▶ _Work instructions_
What is the count of lines in the listing below that hold the string "законы"? Reply with that number alone.

%%

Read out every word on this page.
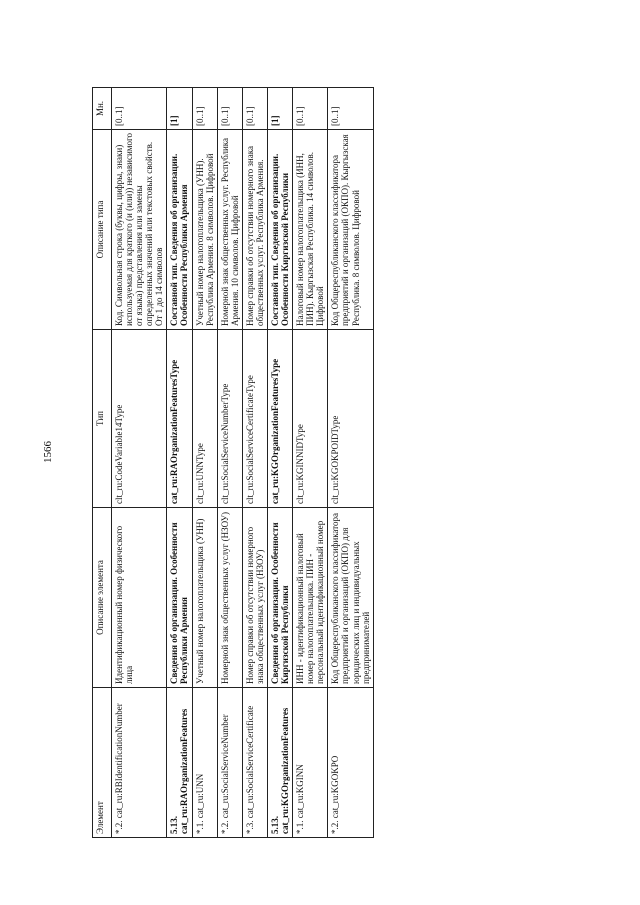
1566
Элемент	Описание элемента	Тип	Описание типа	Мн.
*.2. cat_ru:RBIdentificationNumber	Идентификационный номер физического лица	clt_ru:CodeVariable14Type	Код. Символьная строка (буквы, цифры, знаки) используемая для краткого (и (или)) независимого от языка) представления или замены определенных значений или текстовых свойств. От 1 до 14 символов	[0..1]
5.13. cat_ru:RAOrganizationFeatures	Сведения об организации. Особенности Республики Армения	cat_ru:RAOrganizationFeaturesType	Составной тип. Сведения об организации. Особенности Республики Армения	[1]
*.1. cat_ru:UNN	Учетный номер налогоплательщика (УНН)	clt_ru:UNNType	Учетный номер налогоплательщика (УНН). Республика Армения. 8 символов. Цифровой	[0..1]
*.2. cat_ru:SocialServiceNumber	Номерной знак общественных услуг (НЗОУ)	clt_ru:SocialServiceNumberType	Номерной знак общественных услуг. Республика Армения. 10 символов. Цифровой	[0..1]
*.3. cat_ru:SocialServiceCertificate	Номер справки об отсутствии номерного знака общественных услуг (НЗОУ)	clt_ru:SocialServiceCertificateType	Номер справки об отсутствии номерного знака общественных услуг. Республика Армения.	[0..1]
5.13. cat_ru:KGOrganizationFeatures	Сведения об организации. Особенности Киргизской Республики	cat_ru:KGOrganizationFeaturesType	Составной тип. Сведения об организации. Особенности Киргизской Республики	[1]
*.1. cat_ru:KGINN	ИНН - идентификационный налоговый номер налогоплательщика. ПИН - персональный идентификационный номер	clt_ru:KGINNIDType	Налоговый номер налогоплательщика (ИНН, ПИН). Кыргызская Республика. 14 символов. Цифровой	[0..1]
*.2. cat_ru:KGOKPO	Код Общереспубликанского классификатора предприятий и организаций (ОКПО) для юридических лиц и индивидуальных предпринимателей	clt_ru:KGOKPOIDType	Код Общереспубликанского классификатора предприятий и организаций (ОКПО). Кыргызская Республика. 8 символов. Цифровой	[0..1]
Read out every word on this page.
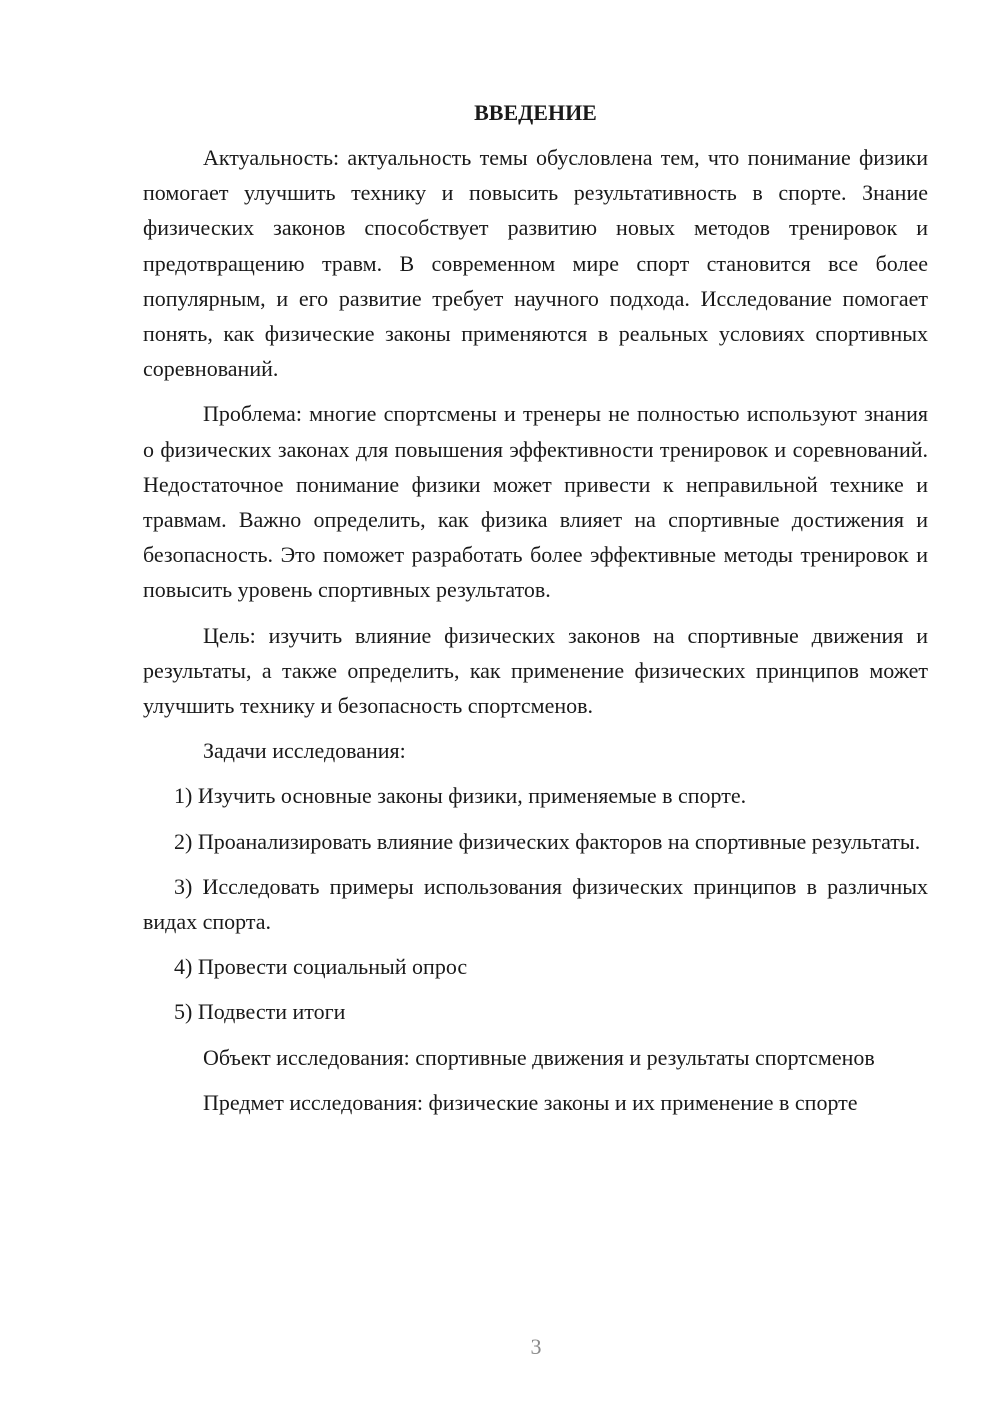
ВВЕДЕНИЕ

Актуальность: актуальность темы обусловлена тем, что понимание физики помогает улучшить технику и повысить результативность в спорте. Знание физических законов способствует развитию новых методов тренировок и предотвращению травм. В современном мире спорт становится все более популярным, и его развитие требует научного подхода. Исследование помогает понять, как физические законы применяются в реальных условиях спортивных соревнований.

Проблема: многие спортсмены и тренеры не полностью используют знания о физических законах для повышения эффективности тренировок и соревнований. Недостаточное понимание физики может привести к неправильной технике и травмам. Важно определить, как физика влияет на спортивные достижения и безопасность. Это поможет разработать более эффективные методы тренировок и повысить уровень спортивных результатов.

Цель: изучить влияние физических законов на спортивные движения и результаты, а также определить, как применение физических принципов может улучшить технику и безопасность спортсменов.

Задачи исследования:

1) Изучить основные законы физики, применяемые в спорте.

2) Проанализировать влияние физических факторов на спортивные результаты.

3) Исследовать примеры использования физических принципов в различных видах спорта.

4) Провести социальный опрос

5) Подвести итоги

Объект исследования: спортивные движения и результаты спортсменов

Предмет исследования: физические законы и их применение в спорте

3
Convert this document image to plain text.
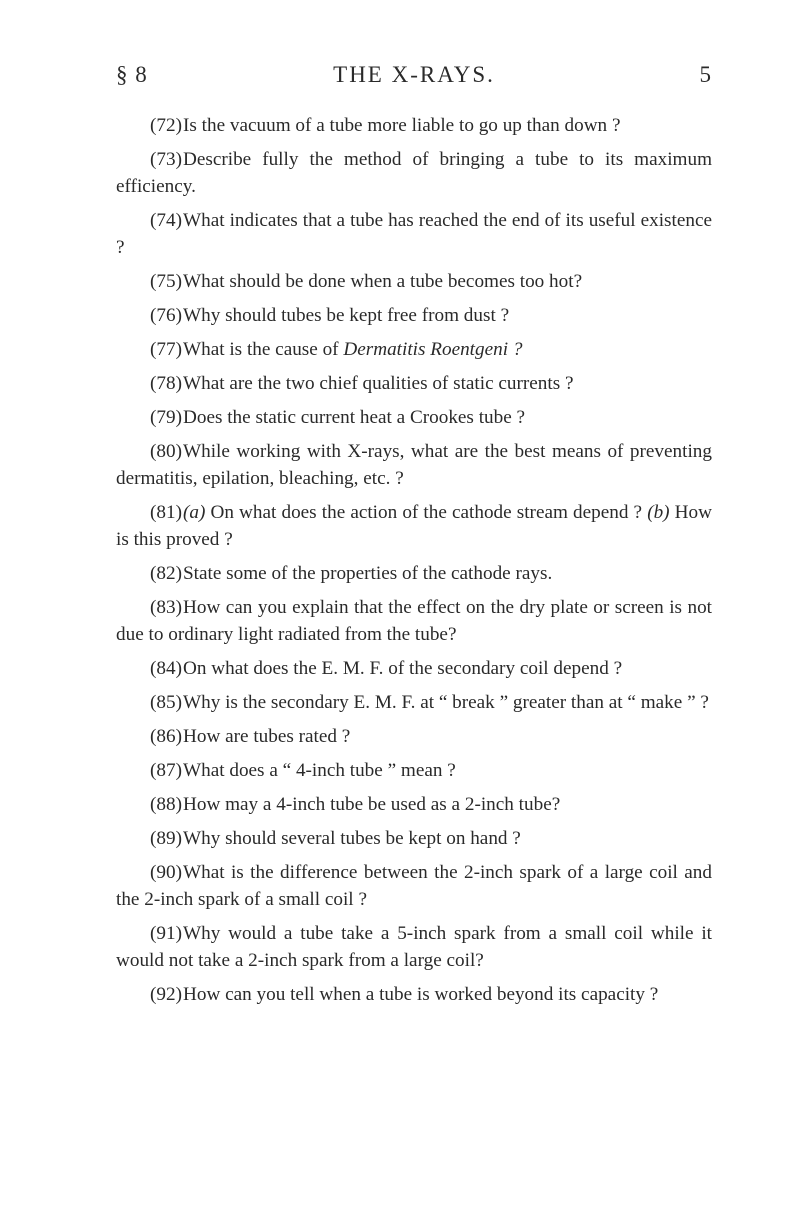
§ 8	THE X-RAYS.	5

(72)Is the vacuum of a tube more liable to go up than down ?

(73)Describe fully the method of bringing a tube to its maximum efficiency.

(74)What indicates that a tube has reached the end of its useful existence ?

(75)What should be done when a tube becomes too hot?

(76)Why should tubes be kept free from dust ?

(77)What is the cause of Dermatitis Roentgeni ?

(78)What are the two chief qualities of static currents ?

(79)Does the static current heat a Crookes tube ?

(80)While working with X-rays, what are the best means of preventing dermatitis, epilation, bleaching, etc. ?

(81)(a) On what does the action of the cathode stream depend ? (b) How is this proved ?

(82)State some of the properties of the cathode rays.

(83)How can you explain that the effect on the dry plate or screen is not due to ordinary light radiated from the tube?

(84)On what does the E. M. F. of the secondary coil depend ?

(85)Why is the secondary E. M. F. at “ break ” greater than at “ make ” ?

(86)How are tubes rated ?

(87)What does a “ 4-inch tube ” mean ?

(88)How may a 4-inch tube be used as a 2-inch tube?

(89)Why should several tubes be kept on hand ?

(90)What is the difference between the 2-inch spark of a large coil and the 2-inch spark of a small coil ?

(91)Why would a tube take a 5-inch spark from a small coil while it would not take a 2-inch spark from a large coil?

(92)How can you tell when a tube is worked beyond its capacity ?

%%

▶ _Completed exercise_
3